Would it be possible to write out each entry below exactly, without the pictures?

Chart and figure data
= = = = =

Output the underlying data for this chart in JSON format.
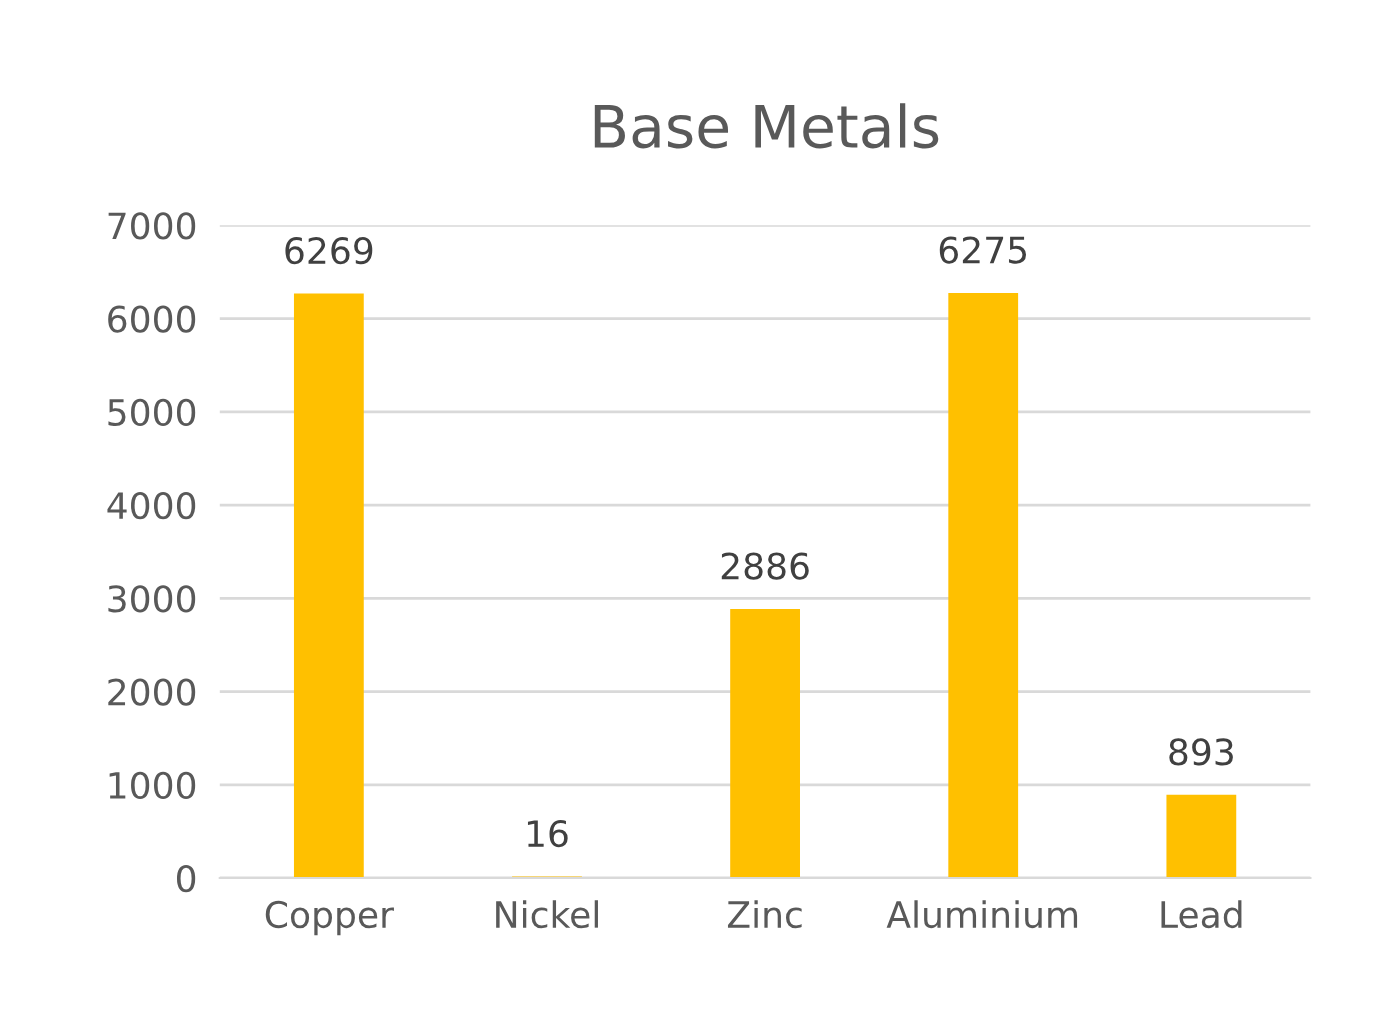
{
  "chart_data": {
    "type": "bar",
    "title": "Base Metals",
    "categories": [
      "Copper",
      "Nickel",
      "Zinc",
      "Aluminium",
      "Lead"
    ],
    "values": [
      6269,
      16,
      2886,
      6275,
      893
    ],
    "color": "#ffc000",
    "ylim": [
      0,
      7000
    ],
    "yticks": [
      0,
      1000,
      2000,
      3000,
      4000,
      5000,
      6000,
      7000
    ],
    "grid": "y",
    "data_labels": true,
    "legend": false
  }
}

= = = = =

- _THE SOLUTION_
Output the underlying data for this chart in JSON format.
{
  "chart_data": {
    "type": "bar",
    "title": "Base Metals",
    "categories": [
      "Copper",
      "Nickel",
      "Zinc",
      "Aluminium",
      "Lead"
    ],
    "values": [
      6269,
      16,
      2886,
      6275,
      893
    ],
    "color": "#ffc000",
    "ylim": [
      0,
      7000
    ],
    "yticks": [
      0,
      1000,
      2000,
      3000,
      4000,
      5000,
      6000,
      7000
    ],
    "grid": "y",
    "data_labels": true,
    "legend": false
  }
}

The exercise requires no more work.